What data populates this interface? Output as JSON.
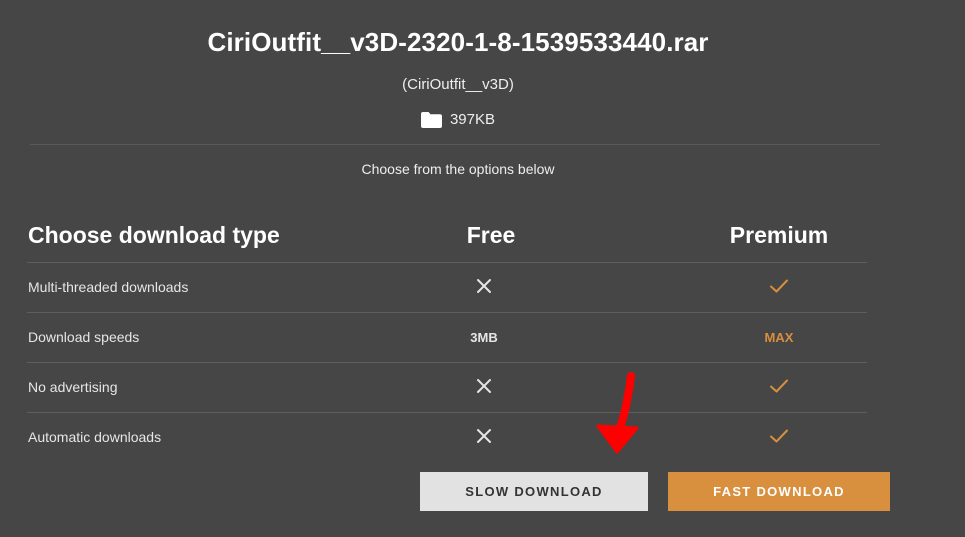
{
  "file": {
    "name": "CiriOutfit__v3D-2320-1-8-1539533440.rar",
    "subtitle": "(CiriOutfit__v3D)",
    "size": "397KB",
    "size_icon": "folder-icon"
  },
  "prompt_text": "Choose from the options below",
  "table": {
    "headers": {
      "label": "Choose download type",
      "free": "Free",
      "premium": "Premium"
    },
    "rows": [
      {
        "label": "Multi-threaded downloads",
        "free": {
          "type": "icon",
          "icon": "cross-icon"
        },
        "premium": {
          "type": "icon",
          "icon": "check-icon"
        }
      },
      {
        "label": "Download speeds",
        "free": {
          "type": "text",
          "text": "3MB"
        },
        "premium": {
          "type": "text",
          "text": "MAX"
        }
      },
      {
        "label": "No advertising",
        "free": {
          "type": "icon",
          "icon": "cross-icon"
        },
        "premium": {
          "type": "icon",
          "icon": "check-icon"
        }
      },
      {
        "label": "Automatic downloads",
        "free": {
          "type": "icon",
          "icon": "cross-icon"
        },
        "premium": {
          "type": "icon",
          "icon": "check-icon"
        }
      }
    ]
  },
  "buttons": {
    "slow": "SLOW DOWNLOAD",
    "fast": "FAST DOWNLOAD"
  },
  "annotation": {
    "icon": "red-arrow-icon",
    "color": "#ff0000"
  },
  "colors": {
    "background": "#464646",
    "accent": "#d88f3e",
    "slow_button": "#e2e2e2"
  }
}
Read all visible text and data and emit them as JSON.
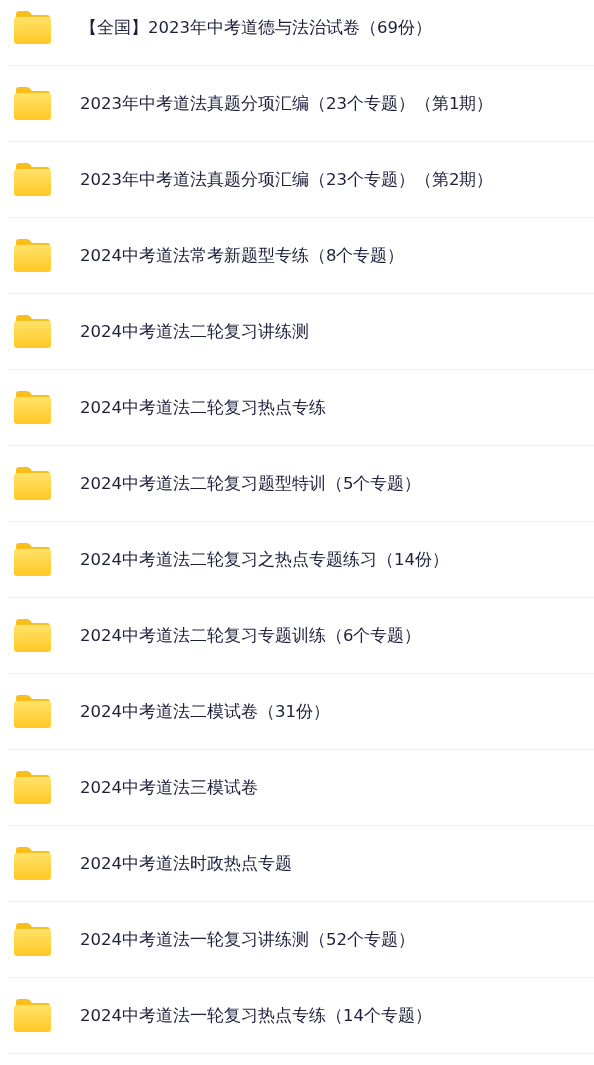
{
  "folders": [
    {
      "name": "【全国】2023年中考道德与法治试卷（69份）"
    },
    {
      "name": "2023年中考道法真题分项汇编（23个专题）（第1期）"
    },
    {
      "name": "2023年中考道法真题分项汇编（23个专题）（第2期）"
    },
    {
      "name": "2024中考道法常考新题型专练（8个专题）"
    },
    {
      "name": "2024中考道法二轮复习讲练测"
    },
    {
      "name": "2024中考道法二轮复习热点专练"
    },
    {
      "name": "2024中考道法二轮复习题型特训（5个专题）"
    },
    {
      "name": "2024中考道法二轮复习之热点专题练习（14份）"
    },
    {
      "name": "2024中考道法二轮复习专题训练（6个专题）"
    },
    {
      "name": "2024中考道法二模试卷（31份）"
    },
    {
      "name": "2024中考道法三模试卷"
    },
    {
      "name": "2024中考道法时政热点专题"
    },
    {
      "name": "2024中考道法一轮复习讲练测（52个专题）"
    },
    {
      "name": "2024中考道法一轮复习热点专练（14个专题）"
    }
  ]
}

= = = =

▸ Task details
Your answer should be a single number: the count of lines in the material above that contain "data".

▸ Expected answer
2